— START Data supplied —
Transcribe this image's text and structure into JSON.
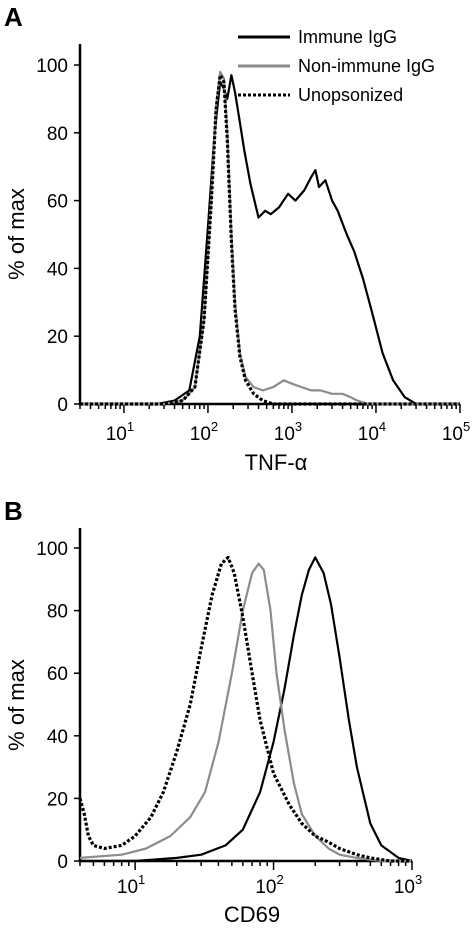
{
  "chart_data": [
    {
      "panel": "A",
      "type": "line",
      "xlabel": "TNF-α",
      "ylabel": "% of max",
      "xscale": "log",
      "xlim": [
        3,
        100000
      ],
      "ylim": [
        0,
        100
      ],
      "yticks": [
        "0",
        "20",
        "40",
        "60",
        "80",
        "100"
      ],
      "xticks": [
        {
          "base": "10",
          "exp": "1",
          "value": 10
        },
        {
          "base": "10",
          "exp": "2",
          "value": 100
        },
        {
          "base": "10",
          "exp": "3",
          "value": 1000
        },
        {
          "base": "10",
          "exp": "4",
          "value": 10000
        },
        {
          "base": "10",
          "exp": "5",
          "value": 100000
        }
      ],
      "legend_position": "top-right",
      "series": [
        {
          "name": "Immune IgG",
          "color": "#000000",
          "style": "solid",
          "x": [
            3,
            10,
            25,
            40,
            60,
            80,
            100,
            120,
            140,
            155,
            170,
            190,
            210,
            240,
            270,
            320,
            400,
            480,
            560,
            700,
            900,
            1100,
            1400,
            1700,
            1900,
            2100,
            2500,
            3000,
            3500,
            4500,
            5500,
            7000,
            9000,
            12000,
            16000,
            22000,
            30000,
            40000,
            100000
          ],
          "y": [
            0,
            0,
            0,
            1,
            4,
            20,
            52,
            80,
            95,
            93,
            90,
            97,
            92,
            83,
            75,
            65,
            55,
            57,
            56,
            58,
            62,
            60,
            63,
            67,
            69,
            64,
            66,
            60,
            57,
            50,
            45,
            37,
            27,
            15,
            7,
            2,
            0,
            0,
            0
          ]
        },
        {
          "name": "Non-immune IgG",
          "color": "#8c8c8c",
          "style": "solid",
          "x": [
            3,
            10,
            30,
            50,
            70,
            90,
            110,
            125,
            140,
            155,
            170,
            190,
            210,
            240,
            280,
            350,
            450,
            600,
            800,
            1000,
            1300,
            1700,
            2200,
            3000,
            4000,
            5000,
            6000,
            8000,
            100000
          ],
          "y": [
            0,
            0,
            0,
            1,
            5,
            25,
            62,
            88,
            98,
            96,
            80,
            50,
            30,
            15,
            8,
            5,
            4,
            5,
            7,
            6,
            5,
            4,
            4,
            3,
            3,
            2,
            1,
            0,
            0
          ],
          "note": ""
        },
        {
          "name": "Unopsonized",
          "color": "#000000",
          "style": "dashed",
          "x": [
            3,
            10,
            30,
            50,
            70,
            90,
            110,
            125,
            140,
            155,
            170,
            190,
            210,
            240,
            280,
            350,
            450,
            600,
            800,
            100000
          ],
          "y": [
            0,
            0,
            0,
            1,
            5,
            25,
            60,
            87,
            97,
            95,
            78,
            48,
            28,
            14,
            7,
            3,
            1,
            0,
            0,
            0
          ]
        }
      ]
    },
    {
      "panel": "B",
      "type": "line",
      "xlabel": "CD69",
      "ylabel": "% of max",
      "xscale": "log",
      "xlim": [
        4,
        1000
      ],
      "ylim": [
        0,
        100
      ],
      "yticks": [
        "0",
        "20",
        "40",
        "60",
        "80",
        "100"
      ],
      "xticks": [
        {
          "base": "10",
          "exp": "1",
          "value": 10
        },
        {
          "base": "10",
          "exp": "2",
          "value": 100
        },
        {
          "base": "10",
          "exp": "3",
          "value": 1000
        }
      ],
      "series": [
        {
          "name": "Immune IgG",
          "color": "#000000",
          "style": "solid",
          "x": [
            4,
            10,
            20,
            30,
            45,
            60,
            80,
            100,
            120,
            140,
            160,
            180,
            200,
            230,
            260,
            300,
            350,
            400,
            500,
            600,
            800,
            1000
          ],
          "y": [
            0,
            0,
            1,
            2,
            5,
            10,
            22,
            38,
            55,
            72,
            85,
            93,
            97,
            92,
            82,
            65,
            45,
            30,
            12,
            5,
            1,
            0
          ]
        },
        {
          "name": "Non-immune IgG",
          "color": "#8c8c8c",
          "style": "solid",
          "x": [
            4,
            8,
            12,
            18,
            25,
            32,
            40,
            50,
            60,
            70,
            78,
            85,
            95,
            105,
            120,
            140,
            160,
            200,
            250,
            300,
            400,
            600,
            1000
          ],
          "y": [
            1,
            2,
            4,
            8,
            14,
            22,
            38,
            60,
            80,
            92,
            95,
            93,
            80,
            60,
            42,
            25,
            15,
            8,
            4,
            2,
            1,
            0,
            0
          ]
        },
        {
          "name": "Unopsonized",
          "color": "#000000",
          "style": "dashed",
          "x": [
            4,
            4.3,
            4.6,
            5,
            6,
            8,
            10,
            13,
            16,
            20,
            25,
            30,
            36,
            42,
            47,
            52,
            60,
            70,
            80,
            100,
            130,
            160,
            200,
            250,
            300,
            400,
            500,
            700,
            1000
          ],
          "y": [
            20,
            15,
            8,
            5,
            4,
            5,
            8,
            14,
            22,
            35,
            50,
            68,
            85,
            95,
            97,
            92,
            78,
            60,
            45,
            28,
            18,
            12,
            8,
            6,
            4,
            2,
            1,
            0,
            0
          ]
        }
      ]
    }
  ]
}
— END Data supplied —
▶ [Task instructions]: Above are records to transcribe exactly; leave their pictures out.

▶ [Exercise output]:
Transcribe this image's text and structure into JSON.
{
  "chart_data": [
    {
      "panel": "A",
      "type": "line",
      "xlabel": "TNF-α",
      "ylabel": "% of max",
      "xscale": "log",
      "xlim": [
        3,
        100000
      ],
      "ylim": [
        0,
        100
      ],
      "yticks": [
        "0",
        "20",
        "40",
        "60",
        "80",
        "100"
      ],
      "xticks": [
        {
          "base": "10",
          "exp": "1",
          "value": 10
        },
        {
          "base": "10",
          "exp": "2",
          "value": 100
        },
        {
          "base": "10",
          "exp": "3",
          "value": 1000
        },
        {
          "base": "10",
          "exp": "4",
          "value": 10000
        },
        {
          "base": "10",
          "exp": "5",
          "value": 100000
        }
      ],
      "legend_position": "top-right",
      "series": [
        {
          "name": "Immune IgG",
          "color": "#000000",
          "style": "solid",
          "x": [
            3,
            10,
            25,
            40,
            60,
            80,
            100,
            120,
            140,
            155,
            170,
            190,
            210,
            240,
            270,
            320,
            400,
            480,
            560,
            700,
            900,
            1100,
            1400,
            1700,
            1900,
            2100,
            2500,
            3000,
            3500,
            4500,
            5500,
            7000,
            9000,
            12000,
            16000,
            22000,
            30000,
            40000,
            100000
          ],
          "y": [
            0,
            0,
            0,
            1,
            4,
            20,
            52,
            80,
            95,
            93,
            90,
            97,
            92,
            83,
            75,
            65,
            55,
            57,
            56,
            58,
            62,
            60,
            63,
            67,
            69,
            64,
            66,
            60,
            57,
            50,
            45,
            37,
            27,
            15,
            7,
            2,
            0,
            0,
            0
          ]
        },
        {
          "name": "Non-immune IgG",
          "color": "#8c8c8c",
          "style": "solid",
          "x": [
            3,
            10,
            30,
            50,
            70,
            90,
            110,
            125,
            140,
            155,
            170,
            190,
            210,
            240,
            280,
            350,
            450,
            600,
            800,
            1000,
            1300,
            1700,
            2200,
            3000,
            4000,
            5000,
            6000,
            8000,
            100000
          ],
          "y": [
            0,
            0,
            0,
            1,
            5,
            25,
            62,
            88,
            98,
            96,
            80,
            50,
            30,
            15,
            8,
            5,
            4,
            5,
            7,
            6,
            5,
            4,
            4,
            3,
            3,
            2,
            1,
            0,
            0
          ],
          "note": ""
        },
        {
          "name": "Unopsonized",
          "color": "#000000",
          "style": "dashed",
          "x": [
            3,
            10,
            30,
            50,
            70,
            90,
            110,
            125,
            140,
            155,
            170,
            190,
            210,
            240,
            280,
            350,
            450,
            600,
            800,
            100000
          ],
          "y": [
            0,
            0,
            0,
            1,
            5,
            25,
            60,
            87,
            97,
            95,
            78,
            48,
            28,
            14,
            7,
            3,
            1,
            0,
            0,
            0
          ]
        }
      ]
    },
    {
      "panel": "B",
      "type": "line",
      "xlabel": "CD69",
      "ylabel": "% of max",
      "xscale": "log",
      "xlim": [
        4,
        1000
      ],
      "ylim": [
        0,
        100
      ],
      "yticks": [
        "0",
        "20",
        "40",
        "60",
        "80",
        "100"
      ],
      "xticks": [
        {
          "base": "10",
          "exp": "1",
          "value": 10
        },
        {
          "base": "10",
          "exp": "2",
          "value": 100
        },
        {
          "base": "10",
          "exp": "3",
          "value": 1000
        }
      ],
      "series": [
        {
          "name": "Immune IgG",
          "color": "#000000",
          "style": "solid",
          "x": [
            4,
            10,
            20,
            30,
            45,
            60,
            80,
            100,
            120,
            140,
            160,
            180,
            200,
            230,
            260,
            300,
            350,
            400,
            500,
            600,
            800,
            1000
          ],
          "y": [
            0,
            0,
            1,
            2,
            5,
            10,
            22,
            38,
            55,
            72,
            85,
            93,
            97,
            92,
            82,
            65,
            45,
            30,
            12,
            5,
            1,
            0
          ]
        },
        {
          "name": "Non-immune IgG",
          "color": "#8c8c8c",
          "style": "solid",
          "x": [
            4,
            8,
            12,
            18,
            25,
            32,
            40,
            50,
            60,
            70,
            78,
            85,
            95,
            105,
            120,
            140,
            160,
            200,
            250,
            300,
            400,
            600,
            1000
          ],
          "y": [
            1,
            2,
            4,
            8,
            14,
            22,
            38,
            60,
            80,
            92,
            95,
            93,
            80,
            60,
            42,
            25,
            15,
            8,
            4,
            2,
            1,
            0,
            0
          ]
        },
        {
          "name": "Unopsonized",
          "color": "#000000",
          "style": "dashed",
          "x": [
            4,
            4.3,
            4.6,
            5,
            6,
            8,
            10,
            13,
            16,
            20,
            25,
            30,
            36,
            42,
            47,
            52,
            60,
            70,
            80,
            100,
            130,
            160,
            200,
            250,
            300,
            400,
            500,
            700,
            1000
          ],
          "y": [
            20,
            15,
            8,
            5,
            4,
            5,
            8,
            14,
            22,
            35,
            50,
            68,
            85,
            95,
            97,
            92,
            78,
            60,
            45,
            28,
            18,
            12,
            8,
            6,
            4,
            2,
            1,
            0,
            0
          ]
        }
      ]
    }
  ]
}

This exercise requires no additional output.